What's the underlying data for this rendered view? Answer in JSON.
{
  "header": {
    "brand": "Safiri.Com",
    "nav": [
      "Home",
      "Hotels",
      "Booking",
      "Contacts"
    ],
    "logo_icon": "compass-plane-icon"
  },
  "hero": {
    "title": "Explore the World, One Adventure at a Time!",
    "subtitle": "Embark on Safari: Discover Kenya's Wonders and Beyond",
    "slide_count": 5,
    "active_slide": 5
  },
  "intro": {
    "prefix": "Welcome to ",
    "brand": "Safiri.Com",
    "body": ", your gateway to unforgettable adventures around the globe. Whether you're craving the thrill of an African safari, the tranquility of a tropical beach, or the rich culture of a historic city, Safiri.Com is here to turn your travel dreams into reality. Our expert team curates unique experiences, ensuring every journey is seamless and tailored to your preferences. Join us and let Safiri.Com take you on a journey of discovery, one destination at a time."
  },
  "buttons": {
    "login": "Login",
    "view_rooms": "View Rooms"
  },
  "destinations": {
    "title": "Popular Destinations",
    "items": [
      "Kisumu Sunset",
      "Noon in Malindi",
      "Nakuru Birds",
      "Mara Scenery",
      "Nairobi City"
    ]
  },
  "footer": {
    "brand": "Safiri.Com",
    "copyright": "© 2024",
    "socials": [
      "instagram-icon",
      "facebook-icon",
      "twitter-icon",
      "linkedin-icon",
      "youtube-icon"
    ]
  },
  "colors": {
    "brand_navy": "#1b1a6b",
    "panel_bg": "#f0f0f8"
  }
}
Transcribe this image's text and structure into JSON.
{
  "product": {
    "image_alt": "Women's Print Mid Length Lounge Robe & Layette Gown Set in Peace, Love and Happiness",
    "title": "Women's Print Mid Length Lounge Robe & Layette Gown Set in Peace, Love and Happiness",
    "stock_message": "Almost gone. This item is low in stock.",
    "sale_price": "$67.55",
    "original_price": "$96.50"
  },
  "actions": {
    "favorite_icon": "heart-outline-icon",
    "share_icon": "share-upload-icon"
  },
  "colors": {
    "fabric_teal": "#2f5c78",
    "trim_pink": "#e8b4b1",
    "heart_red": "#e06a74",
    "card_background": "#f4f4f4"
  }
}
+++++
## Given task
Provide all the records again, word for word.

## Solution to the problem
What's the underlying data for this rendered view? Answer in JSON.
{
  "header": {
    "brand": "Safiri.Com",
    "nav": [
      "Home",
      "Hotels",
      "Booking",
      "Contacts"
    ],
    "logo_icon": "compass-plane-icon"
  },
  "hero": {
    "title": "Explore the World, One Adventure at a Time!",
    "subtitle": "Embark on Safari: Discover Kenya's Wonders and Beyond",
    "slide_count": 5,
    "active_slide": 5
  },
  "intro": {
    "prefix": "Welcome to ",
    "brand": "Safiri.Com",
    "body": ", your gateway to unforgettable adventures around the globe. Whether you're craving the thrill of an African safari, the tranquility of a tropical beach, or the rich culture of a historic city, Safiri.Com is here to turn your travel dreams into reality. Our expert team curates unique experiences, ensuring every journey is seamless and tailored to your preferences. Join us and let Safiri.Com take you on a journey of discovery, one destination at a time."
  },
  "buttons": {
    "login": "Login",
    "view_rooms": "View Rooms"
  },
  "destinations": {
    "title": "Popular Destinations",
    "items": [
      "Kisumu Sunset",
      "Noon in Malindi",
      "Nakuru Birds",
      "Mara Scenery",
      "Nairobi City"
    ]
  },
  "footer": {
    "brand": "Safiri.Com",
    "copyright": "© 2024",
    "socials": [
      "instagram-icon",
      "facebook-icon",
      "twitter-icon",
      "linkedin-icon",
      "youtube-icon"
    ]
  },
  "colors": {
    "brand_navy": "#1b1a6b",
    "panel_bg": "#f0f0f8"
  }
}
Transcribe this image's text and structure into JSON.
{
  "product": {
    "image_alt": "Women's Print Mid Length Lounge Robe & Layette Gown Set in Peace, Love and Happiness",
    "title": "Women's Print Mid Length Lounge Robe & Layette Gown Set in Peace, Love and Happiness",
    "stock_message": "Almost gone. This item is low in stock.",
    "sale_price": "$67.55",
    "original_price": "$96.50"
  },
  "actions": {
    "favorite_icon": "heart-outline-icon",
    "share_icon": "share-upload-icon"
  },
  "colors": {
    "fabric_teal": "#2f5c78",
    "trim_pink": "#e8b4b1",
    "heart_red": "#e06a74",
    "card_background": "#f4f4f4"
  }
}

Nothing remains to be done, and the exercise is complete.